-- begin --

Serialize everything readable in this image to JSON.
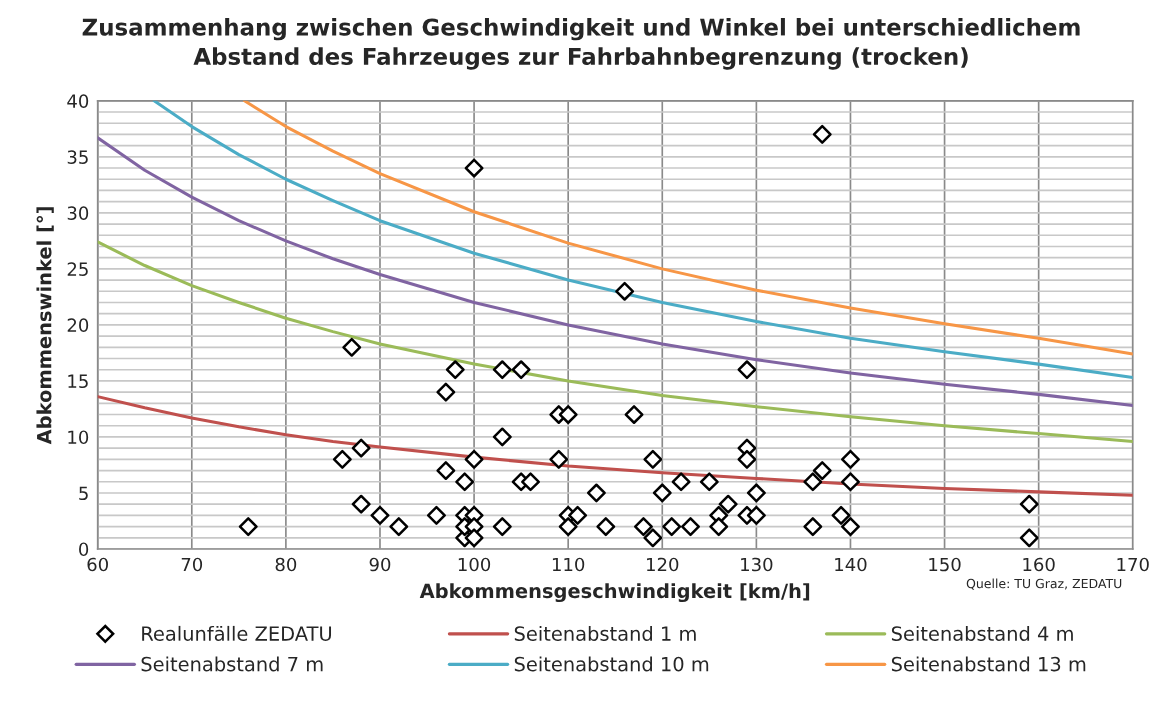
{
  "chart_data": {
    "type": "scatter",
    "title": "Zusammenhang zwischen Geschwindigkeit und Winkel bei unterschiedlichem\nAbstand des Fahrzeuges zur Fahrbahnbegrenzung (trocken)",
    "xlabel": "Abkommensgeschwindigkeit [km/h]",
    "ylabel": "Abkommenswinkel [°]",
    "annotations": [
      "Quelle: TU Graz, ZEDATU"
    ],
    "xlim": [
      60,
      170
    ],
    "xticks": [
      60,
      70,
      80,
      90,
      100,
      110,
      120,
      130,
      140,
      150,
      160,
      170
    ],
    "ylim": [
      0,
      40
    ],
    "yticks": [
      0,
      {
        "value": 1,
        "label": null
      },
      {
        "value": 2,
        "label": null
      },
      {
        "value": 3,
        "label": null
      },
      {
        "value": 4,
        "label": null
      },
      5,
      {
        "value": 6,
        "label": null
      },
      {
        "value": 7,
        "label": null
      },
      {
        "value": 8,
        "label": null
      },
      {
        "value": 9,
        "label": null
      },
      10,
      {
        "value": 11,
        "label": null
      },
      {
        "value": 12,
        "label": null
      },
      {
        "value": 13,
        "label": null
      },
      {
        "value": 14,
        "label": null
      },
      15,
      {
        "value": 16,
        "label": null
      },
      {
        "value": 17,
        "label": null
      },
      {
        "value": 18,
        "label": null
      },
      {
        "value": 19,
        "label": null
      },
      20,
      {
        "value": 21,
        "label": null
      },
      {
        "value": 22,
        "label": null
      },
      {
        "value": 23,
        "label": null
      },
      {
        "value": 24,
        "label": null
      },
      25,
      {
        "value": 26,
        "label": null
      },
      {
        "value": 27,
        "label": null
      },
      {
        "value": 28,
        "label": null
      },
      {
        "value": 29,
        "label": null
      },
      30,
      {
        "value": 31,
        "label": null
      },
      {
        "value": 32,
        "label": null
      },
      {
        "value": 33,
        "label": null
      },
      {
        "value": 34,
        "label": null
      },
      35,
      {
        "value": 36,
        "label": null
      },
      {
        "value": 37,
        "label": null
      },
      {
        "value": 38,
        "label": null
      },
      {
        "value": 39,
        "label": null
      },
      40
    ],
    "grid": true,
    "legend": "bottom",
    "series": [
      {
        "name": "Realunfälle ZEDATU",
        "marker": "diamond",
        "color": "#000000",
        "x": [
          76,
          86,
          87,
          88,
          88,
          90,
          92,
          96,
          97,
          97,
          98,
          99,
          99,
          99,
          99,
          100,
          100,
          100,
          100,
          100,
          103,
          103,
          103,
          105,
          105,
          106,
          109,
          109,
          110,
          110,
          110,
          111,
          113,
          114,
          116,
          117,
          118,
          119,
          119,
          120,
          121,
          122,
          123,
          125,
          126,
          126,
          127,
          129,
          129,
          129,
          129,
          130,
          130,
          136,
          136,
          137,
          137,
          139,
          140,
          140,
          140,
          159,
          159
        ],
        "values": [
          2,
          8,
          18,
          9,
          4,
          3,
          2,
          3,
          14,
          7,
          16,
          6,
          3,
          1,
          2,
          34,
          8,
          3,
          2,
          1,
          16,
          10,
          2,
          16,
          6,
          6,
          12,
          8,
          12,
          3,
          2,
          3,
          5,
          2,
          23,
          12,
          2,
          8,
          1,
          5,
          2,
          6,
          2,
          6,
          3,
          2,
          4,
          16,
          9,
          8,
          3,
          5,
          3,
          6,
          2,
          37,
          7,
          3,
          8,
          6,
          2,
          4,
          1
        ]
      },
      {
        "name": "Seitenabstand 1 m",
        "type": "line",
        "marker": "none",
        "color": "#c0504d",
        "x": [
          60,
          65,
          70,
          75,
          80,
          85,
          90,
          100,
          110,
          120,
          130,
          140,
          150,
          160,
          170
        ],
        "values": [
          13.6,
          12.6,
          11.7,
          10.9,
          10.2,
          9.6,
          9.1,
          8.2,
          7.4,
          6.8,
          6.3,
          5.8,
          5.4,
          5.1,
          4.8
        ]
      },
      {
        "name": "Seitenabstand 4 m",
        "type": "line",
        "marker": "none",
        "color": "#9bbb59",
        "x": [
          60,
          65,
          70,
          75,
          80,
          85,
          90,
          100,
          110,
          120,
          130,
          140,
          150,
          160,
          170
        ],
        "values": [
          27.4,
          25.3,
          23.5,
          22.0,
          20.6,
          19.4,
          18.3,
          16.5,
          15.0,
          13.7,
          12.7,
          11.8,
          11.0,
          10.3,
          9.6
        ]
      },
      {
        "name": "Seitenabstand 7 m",
        "type": "line",
        "marker": "none",
        "color": "#8064a2",
        "x": [
          60,
          65,
          70,
          75,
          80,
          85,
          90,
          100,
          110,
          120,
          130,
          140,
          150,
          160,
          170
        ],
        "values": [
          36.7,
          33.8,
          31.4,
          29.3,
          27.5,
          25.9,
          24.5,
          22.0,
          20.0,
          18.3,
          16.9,
          15.7,
          14.7,
          13.8,
          12.8
        ]
      },
      {
        "name": "Seitenabstand 10 m",
        "type": "line",
        "marker": "none",
        "color": "#4bacc6",
        "x": [
          66,
          70,
          75,
          80,
          85,
          90,
          100,
          110,
          120,
          130,
          140,
          150,
          160,
          170
        ],
        "values": [
          40,
          37.7,
          35.2,
          33.0,
          31.1,
          29.3,
          26.4,
          24.0,
          22.0,
          20.3,
          18.8,
          17.6,
          16.5,
          15.3
        ]
      },
      {
        "name": "Seitenabstand 13 m",
        "type": "line",
        "marker": "none",
        "color": "#f79646",
        "x": [
          75.6,
          80,
          85,
          90,
          100,
          110,
          120,
          130,
          140,
          150,
          160,
          170
        ],
        "values": [
          40,
          37.7,
          35.5,
          33.5,
          30.1,
          27.3,
          25.0,
          23.1,
          21.5,
          20.1,
          18.8,
          17.4
        ]
      }
    ]
  }
}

-- end --

Challenge -> An exact transcription of all the entries is required, without the pictures.

Answer for the task ->
Serialize everything readable in this image to JSON.
{
  "chart_data": {
    "type": "scatter",
    "title": "Zusammenhang zwischen Geschwindigkeit und Winkel bei unterschiedlichem\nAbstand des Fahrzeuges zur Fahrbahnbegrenzung (trocken)",
    "xlabel": "Abkommensgeschwindigkeit [km/h]",
    "ylabel": "Abkommenswinkel [°]",
    "annotations": [
      "Quelle: TU Graz, ZEDATU"
    ],
    "xlim": [
      60,
      170
    ],
    "xticks": [
      60,
      70,
      80,
      90,
      100,
      110,
      120,
      130,
      140,
      150,
      160,
      170
    ],
    "ylim": [
      0,
      40
    ],
    "yticks": [
      0,
      {
        "value": 1,
        "label": null
      },
      {
        "value": 2,
        "label": null
      },
      {
        "value": 3,
        "label": null
      },
      {
        "value": 4,
        "label": null
      },
      5,
      {
        "value": 6,
        "label": null
      },
      {
        "value": 7,
        "label": null
      },
      {
        "value": 8,
        "label": null
      },
      {
        "value": 9,
        "label": null
      },
      10,
      {
        "value": 11,
        "label": null
      },
      {
        "value": 12,
        "label": null
      },
      {
        "value": 13,
        "label": null
      },
      {
        "value": 14,
        "label": null
      },
      15,
      {
        "value": 16,
        "label": null
      },
      {
        "value": 17,
        "label": null
      },
      {
        "value": 18,
        "label": null
      },
      {
        "value": 19,
        "label": null
      },
      20,
      {
        "value": 21,
        "label": null
      },
      {
        "value": 22,
        "label": null
      },
      {
        "value": 23,
        "label": null
      },
      {
        "value": 24,
        "label": null
      },
      25,
      {
        "value": 26,
        "label": null
      },
      {
        "value": 27,
        "label": null
      },
      {
        "value": 28,
        "label": null
      },
      {
        "value": 29,
        "label": null
      },
      30,
      {
        "value": 31,
        "label": null
      },
      {
        "value": 32,
        "label": null
      },
      {
        "value": 33,
        "label": null
      },
      {
        "value": 34,
        "label": null
      },
      35,
      {
        "value": 36,
        "label": null
      },
      {
        "value": 37,
        "label": null
      },
      {
        "value": 38,
        "label": null
      },
      {
        "value": 39,
        "label": null
      },
      40
    ],
    "grid": true,
    "legend": "bottom",
    "series": [
      {
        "name": "Realunfälle ZEDATU",
        "marker": "diamond",
        "color": "#000000",
        "x": [
          76,
          86,
          87,
          88,
          88,
          90,
          92,
          96,
          97,
          97,
          98,
          99,
          99,
          99,
          99,
          100,
          100,
          100,
          100,
          100,
          103,
          103,
          103,
          105,
          105,
          106,
          109,
          109,
          110,
          110,
          110,
          111,
          113,
          114,
          116,
          117,
          118,
          119,
          119,
          120,
          121,
          122,
          123,
          125,
          126,
          126,
          127,
          129,
          129,
          129,
          129,
          130,
          130,
          136,
          136,
          137,
          137,
          139,
          140,
          140,
          140,
          159,
          159
        ],
        "values": [
          2,
          8,
          18,
          9,
          4,
          3,
          2,
          3,
          14,
          7,
          16,
          6,
          3,
          1,
          2,
          34,
          8,
          3,
          2,
          1,
          16,
          10,
          2,
          16,
          6,
          6,
          12,
          8,
          12,
          3,
          2,
          3,
          5,
          2,
          23,
          12,
          2,
          8,
          1,
          5,
          2,
          6,
          2,
          6,
          3,
          2,
          4,
          16,
          9,
          8,
          3,
          5,
          3,
          6,
          2,
          37,
          7,
          3,
          8,
          6,
          2,
          4,
          1
        ]
      },
      {
        "name": "Seitenabstand 1 m",
        "type": "line",
        "marker": "none",
        "color": "#c0504d",
        "x": [
          60,
          65,
          70,
          75,
          80,
          85,
          90,
          100,
          110,
          120,
          130,
          140,
          150,
          160,
          170
        ],
        "values": [
          13.6,
          12.6,
          11.7,
          10.9,
          10.2,
          9.6,
          9.1,
          8.2,
          7.4,
          6.8,
          6.3,
          5.8,
          5.4,
          5.1,
          4.8
        ]
      },
      {
        "name": "Seitenabstand 4 m",
        "type": "line",
        "marker": "none",
        "color": "#9bbb59",
        "x": [
          60,
          65,
          70,
          75,
          80,
          85,
          90,
          100,
          110,
          120,
          130,
          140,
          150,
          160,
          170
        ],
        "values": [
          27.4,
          25.3,
          23.5,
          22.0,
          20.6,
          19.4,
          18.3,
          16.5,
          15.0,
          13.7,
          12.7,
          11.8,
          11.0,
          10.3,
          9.6
        ]
      },
      {
        "name": "Seitenabstand 7 m",
        "type": "line",
        "marker": "none",
        "color": "#8064a2",
        "x": [
          60,
          65,
          70,
          75,
          80,
          85,
          90,
          100,
          110,
          120,
          130,
          140,
          150,
          160,
          170
        ],
        "values": [
          36.7,
          33.8,
          31.4,
          29.3,
          27.5,
          25.9,
          24.5,
          22.0,
          20.0,
          18.3,
          16.9,
          15.7,
          14.7,
          13.8,
          12.8
        ]
      },
      {
        "name": "Seitenabstand 10 m",
        "type": "line",
        "marker": "none",
        "color": "#4bacc6",
        "x": [
          66,
          70,
          75,
          80,
          85,
          90,
          100,
          110,
          120,
          130,
          140,
          150,
          160,
          170
        ],
        "values": [
          40,
          37.7,
          35.2,
          33.0,
          31.1,
          29.3,
          26.4,
          24.0,
          22.0,
          20.3,
          18.8,
          17.6,
          16.5,
          15.3
        ]
      },
      {
        "name": "Seitenabstand 13 m",
        "type": "line",
        "marker": "none",
        "color": "#f79646",
        "x": [
          75.6,
          80,
          85,
          90,
          100,
          110,
          120,
          130,
          140,
          150,
          160,
          170
        ],
        "values": [
          40,
          37.7,
          35.5,
          33.5,
          30.1,
          27.3,
          25.0,
          23.1,
          21.5,
          20.1,
          18.8,
          17.4
        ]
      }
    ]
  }
}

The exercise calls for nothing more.